> [Items from a dataset]
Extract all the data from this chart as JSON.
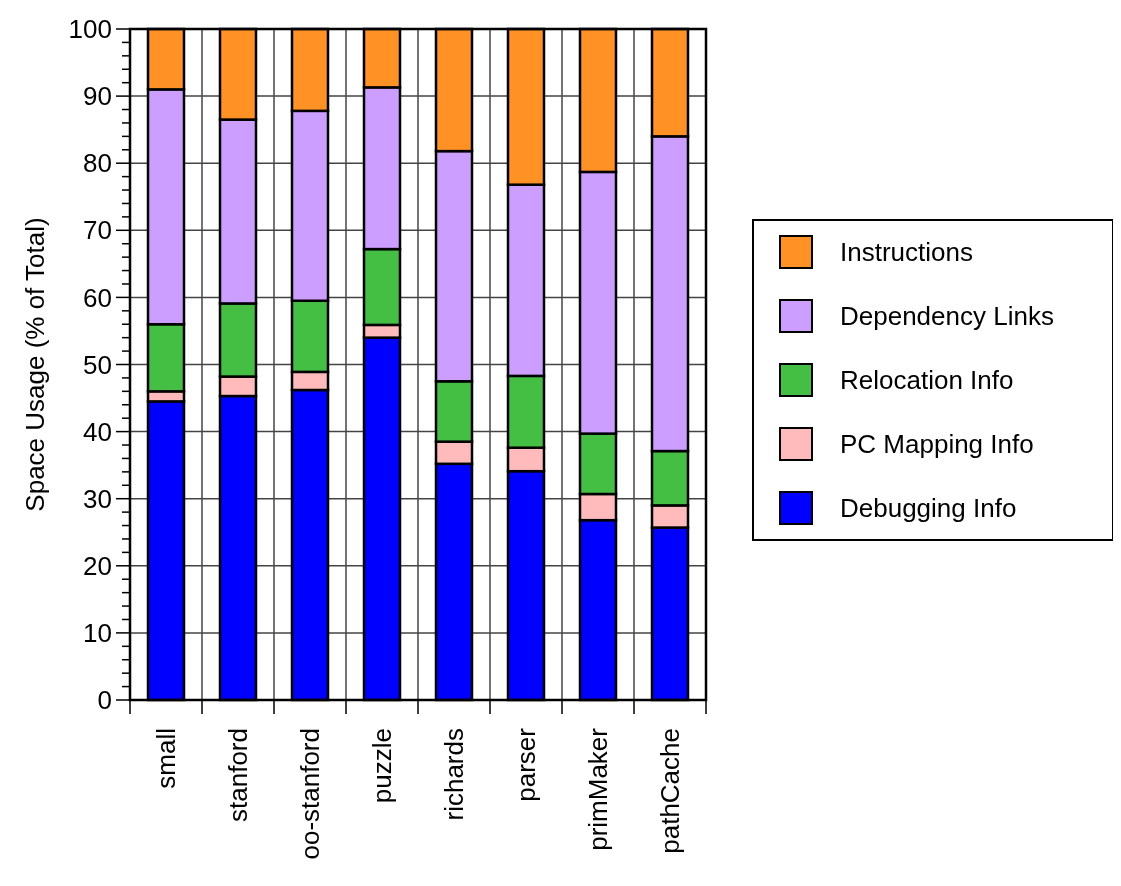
{
  "chart_data": {
    "type": "bar",
    "stacked": true,
    "ylabel": "Space Usage (% of Total)",
    "categories": [
      "small",
      "stanford",
      "oo-stanford",
      "puzzle",
      "richards",
      "parser",
      "primMaker",
      "pathCache"
    ],
    "series": [
      {
        "name": "Debugging Info",
        "color": "#0000ff",
        "values": [
          44.5,
          45.3,
          46.2,
          54,
          35.2,
          34.1,
          26.8,
          25.7
        ]
      },
      {
        "name": "PC Mapping Info",
        "color": "#ffbbbb",
        "values": [
          1.5,
          2.9,
          2.7,
          1.9,
          3.3,
          3.5,
          3.9,
          3.3
        ]
      },
      {
        "name": "Relocation Info",
        "color": "#44bf44",
        "values": [
          10,
          10.9,
          10.6,
          11.3,
          9,
          10.7,
          9,
          8.1
        ]
      },
      {
        "name": "Dependency Links",
        "color": "#cc9eff",
        "values": [
          35,
          27.4,
          28.3,
          24.1,
          34.3,
          28.5,
          39,
          46.9
        ]
      },
      {
        "name": "Instructions",
        "color": "#ff9125",
        "values": [
          9,
          13.5,
          12.2,
          8.7,
          18.2,
          23.2,
          21.3,
          16
        ]
      }
    ],
    "ylim": [
      0,
      100
    ],
    "yticks": [
      0,
      {
        "value": 2,
        "label": null
      },
      {
        "value": 4,
        "label": null
      },
      {
        "value": 6,
        "label": null
      },
      {
        "value": 8,
        "label": null
      },
      10,
      {
        "value": 12,
        "label": null
      },
      {
        "value": 14,
        "label": null
      },
      {
        "value": 16,
        "label": null
      },
      {
        "value": 18,
        "label": null
      },
      20,
      {
        "value": 22,
        "label": null
      },
      {
        "value": 24,
        "label": null
      },
      {
        "value": 26,
        "label": null
      },
      {
        "value": 28,
        "label": null
      },
      30,
      {
        "value": 32,
        "label": null
      },
      {
        "value": 34,
        "label": null
      },
      {
        "value": 36,
        "label": null
      },
      {
        "value": 38,
        "label": null
      },
      40,
      {
        "value": 42,
        "label": null
      },
      {
        "value": 44,
        "label": null
      },
      {
        "value": 46,
        "label": null
      },
      {
        "value": 48,
        "label": null
      },
      50,
      {
        "value": 52,
        "label": null
      },
      {
        "value": 54,
        "label": null
      },
      {
        "value": 56,
        "label": null
      },
      {
        "value": 58,
        "label": null
      },
      60,
      {
        "value": 62,
        "label": null
      },
      {
        "value": 64,
        "label": null
      },
      {
        "value": 66,
        "label": null
      },
      {
        "value": 68,
        "label": null
      },
      70,
      {
        "value": 72,
        "label": null
      },
      {
        "value": 74,
        "label": null
      },
      {
        "value": 76,
        "label": null
      },
      {
        "value": 78,
        "label": null
      },
      80,
      {
        "value": 82,
        "label": null
      },
      {
        "value": 84,
        "label": null
      },
      {
        "value": 86,
        "label": null
      },
      {
        "value": 88,
        "label": null
      },
      90,
      {
        "value": 92,
        "label": null
      },
      {
        "value": 94,
        "label": null
      },
      {
        "value": 96,
        "label": null
      },
      {
        "value": 98,
        "label": null
      },
      100
    ],
    "grid": true,
    "legend": "right"
  }
}
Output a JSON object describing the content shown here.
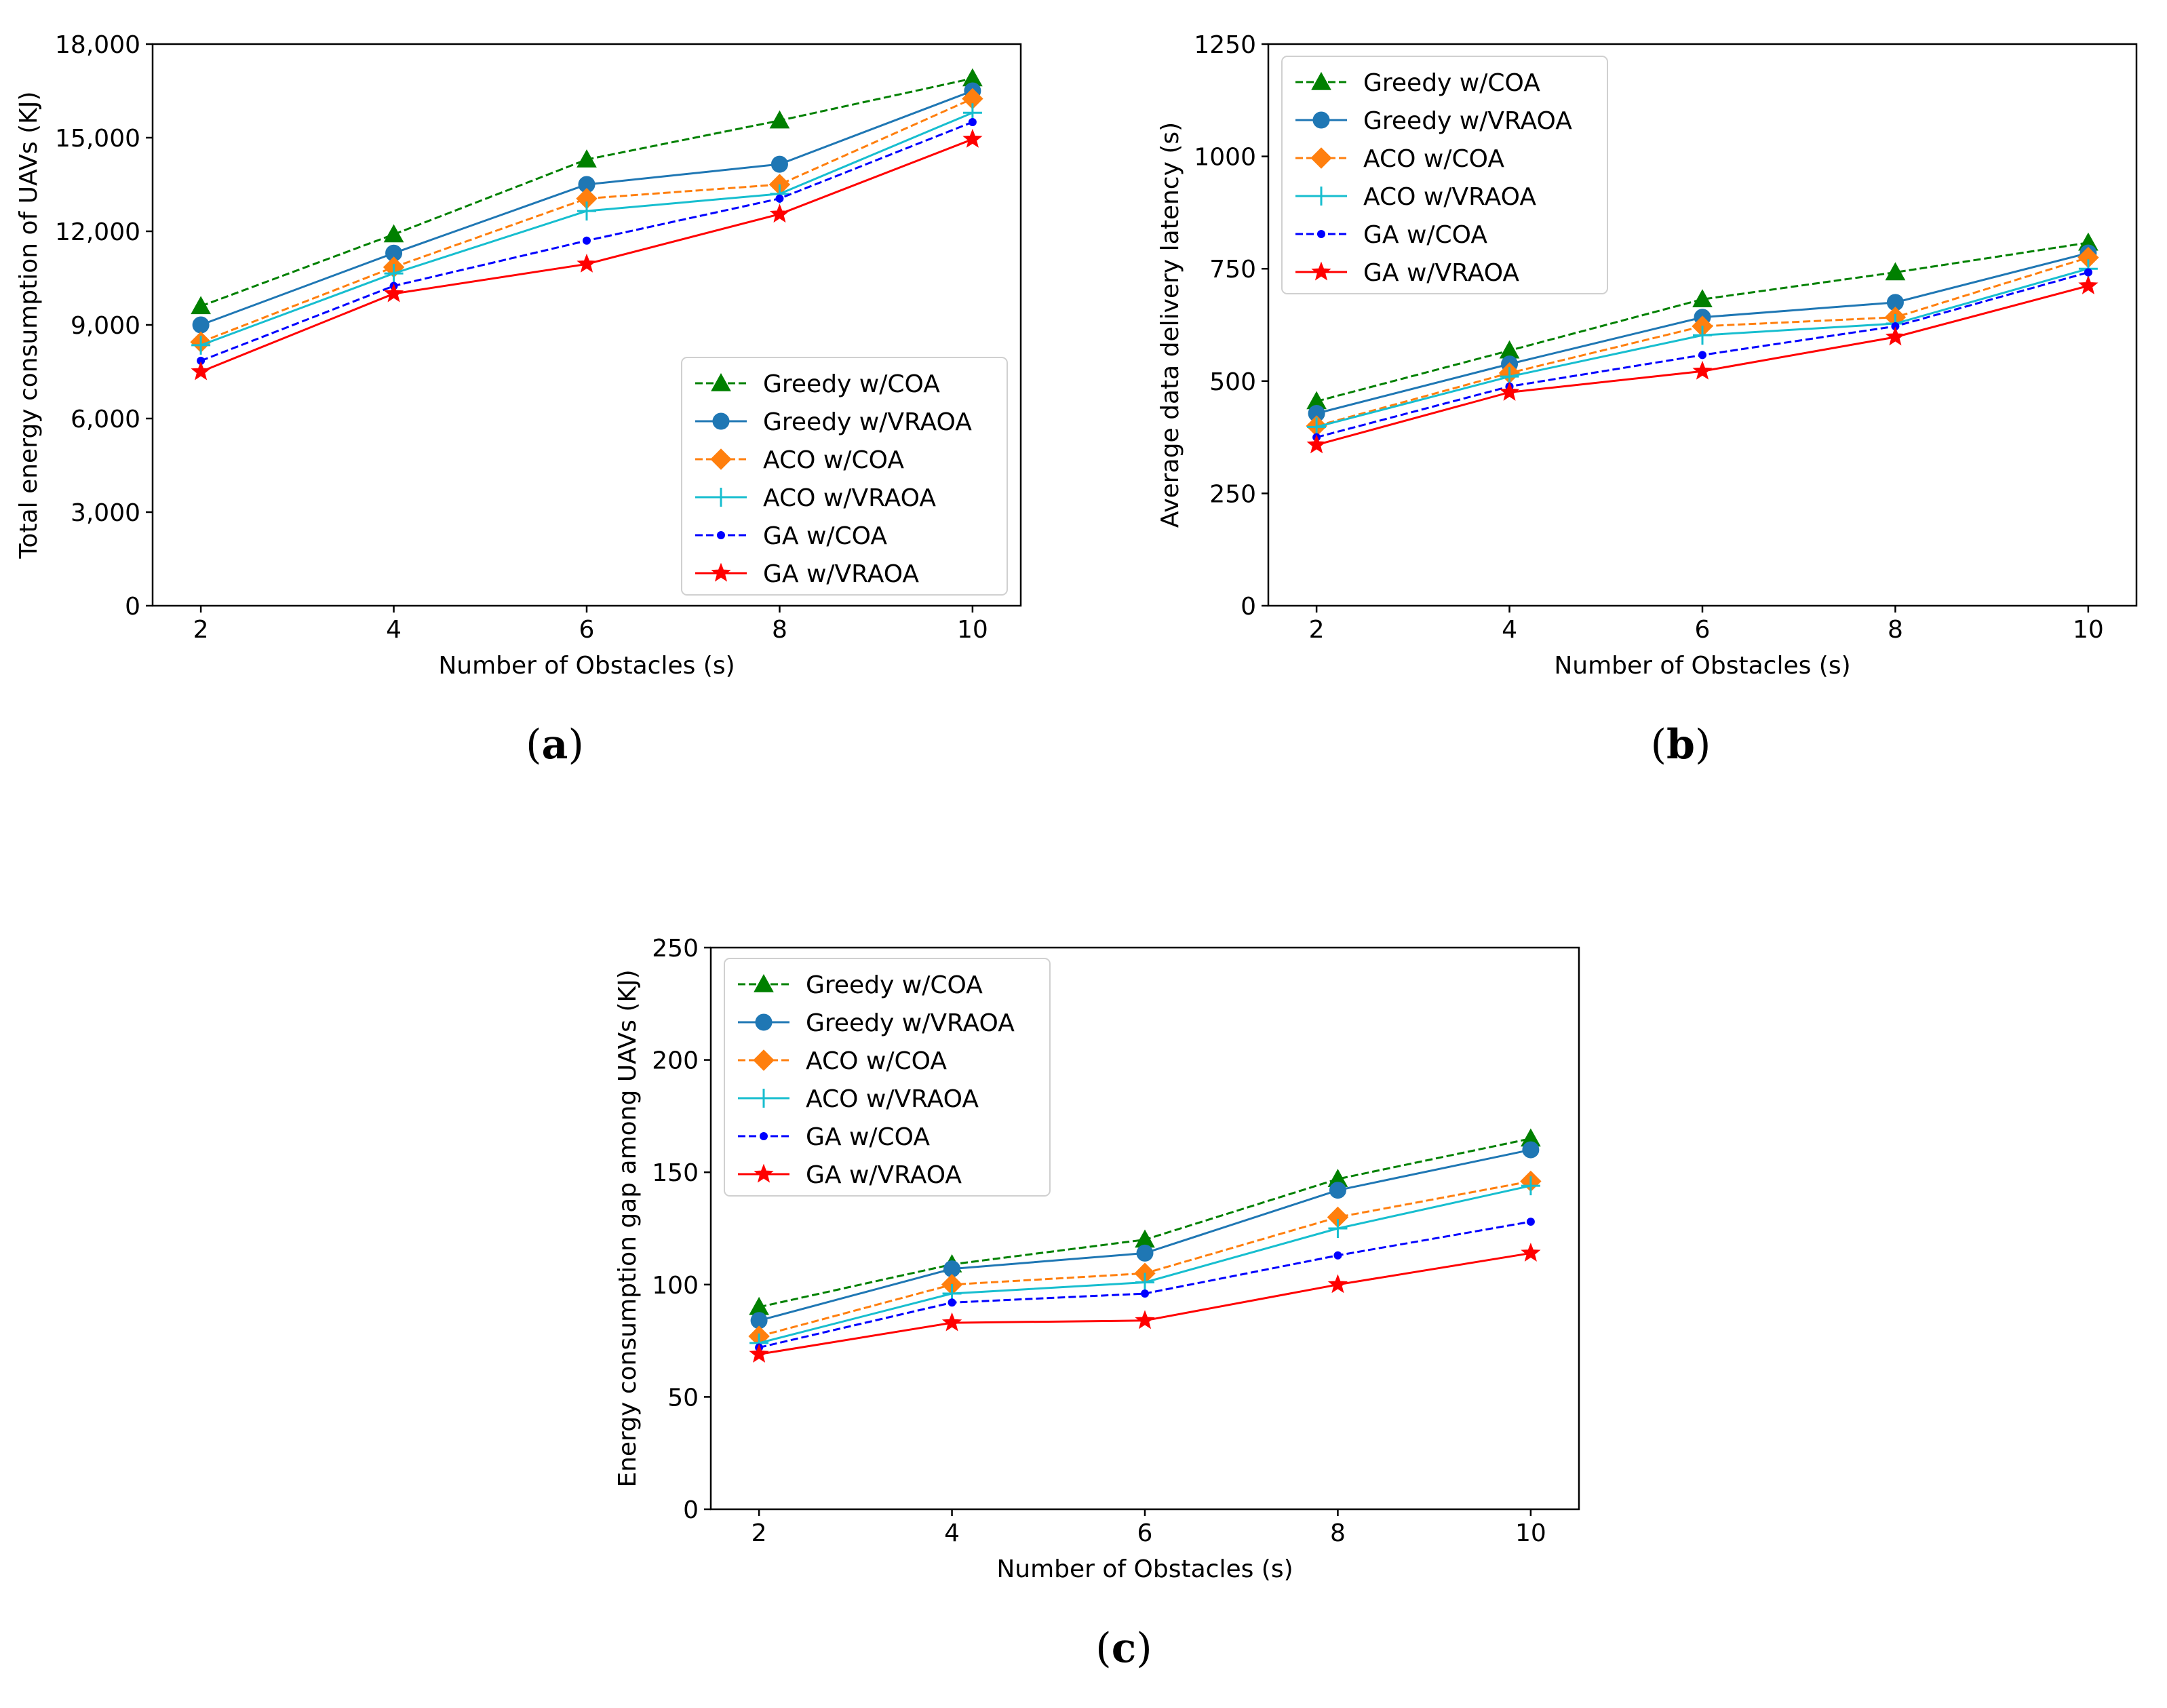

> [The task]
Each record should be quoted exactly, with the images omitted.

> [Output of the exercise]
Extract all the data from this chart as JSON.
{
  "chart_data": {
    "type": "bar",
    "stacked": true,
    "ylabel": "Space Usage (% of Total)",
    "categories": [
      "small",
      "stanford",
      "oo-stanford",
      "puzzle",
      "richards",
      "parser",
      "primMaker",
      "pathCache"
    ],
    "series": [
      {
        "name": "Debugging Info",
        "color": "#0000ff",
        "values": [
          44.5,
          45.3,
          46.2,
          54,
          35.2,
          34.1,
          26.8,
          25.7
        ]
      },
      {
        "name": "PC Mapping Info",
        "color": "#ffbbbb",
        "values": [
          1.5,
          2.9,
          2.7,
          1.9,
          3.3,
          3.5,
          3.9,
          3.3
        ]
      },
      {
        "name": "Relocation Info",
        "color": "#44bf44",
        "values": [
          10,
          10.9,
          10.6,
          11.3,
          9,
          10.7,
          9,
          8.1
        ]
      },
      {
        "name": "Dependency Links",
        "color": "#cc9eff",
        "values": [
          35,
          27.4,
          28.3,
          24.1,
          34.3,
          28.5,
          39,
          46.9
        ]
      },
      {
        "name": "Instructions",
        "color": "#ff9125",
        "values": [
          9,
          13.5,
          12.2,
          8.7,
          18.2,
          23.2,
          21.3,
          16
        ]
      }
    ],
    "ylim": [
      0,
      100
    ],
    "yticks": [
      0,
      {
        "value": 2,
        "label": null
      },
      {
        "value": 4,
        "label": null
      },
      {
        "value": 6,
        "label": null
      },
      {
        "value": 8,
        "label": null
      },
      10,
      {
        "value": 12,
        "label": null
      },
      {
        "value": 14,
        "label": null
      },
      {
        "value": 16,
        "label": null
      },
      {
        "value": 18,
        "label": null
      },
      20,
      {
        "value": 22,
        "label": null
      },
      {
        "value": 24,
        "label": null
      },
      {
        "value": 26,
        "label": null
      },
      {
        "value": 28,
        "label": null
      },
      30,
      {
        "value": 32,
        "label": null
      },
      {
        "value": 34,
        "label": null
      },
      {
        "value": 36,
        "label": null
      },
      {
        "value": 38,
        "label": null
      },
      40,
      {
        "value": 42,
        "label": null
      },
      {
        "value": 44,
        "label": null
      },
      {
        "value": 46,
        "label": null
      },
      {
        "value": 48,
        "label": null
      },
      50,
      {
        "value": 52,
        "label": null
      },
      {
        "value": 54,
        "label": null
      },
      {
        "value": 56,
        "label": null
      },
      {
        "value": 58,
        "label": null
      },
      60,
      {
        "value": 62,
        "label": null
      },
      {
        "value": 64,
        "label": null
      },
      {
        "value": 66,
        "label": null
      },
      {
        "value": 68,
        "label": null
      },
      70,
      {
        "value": 72,
        "label": null
      },
      {
        "value": 74,
        "label": null
      },
      {
        "value": 76,
        "label": null
      },
      {
        "value": 78,
        "label": null
      },
      80,
      {
        "value": 82,
        "label": null
      },
      {
        "value": 84,
        "label": null
      },
      {
        "value": 86,
        "label": null
      },
      {
        "value": 88,
        "label": null
      },
      90,
      {
        "value": 92,
        "label": null
      },
      {
        "value": 94,
        "label": null
      },
      {
        "value": 96,
        "label": null
      },
      {
        "value": 98,
        "label": null
      },
      100
    ],
    "grid": true,
    "legend": "right"
  }
}
Output a JSON object describing the content shown here.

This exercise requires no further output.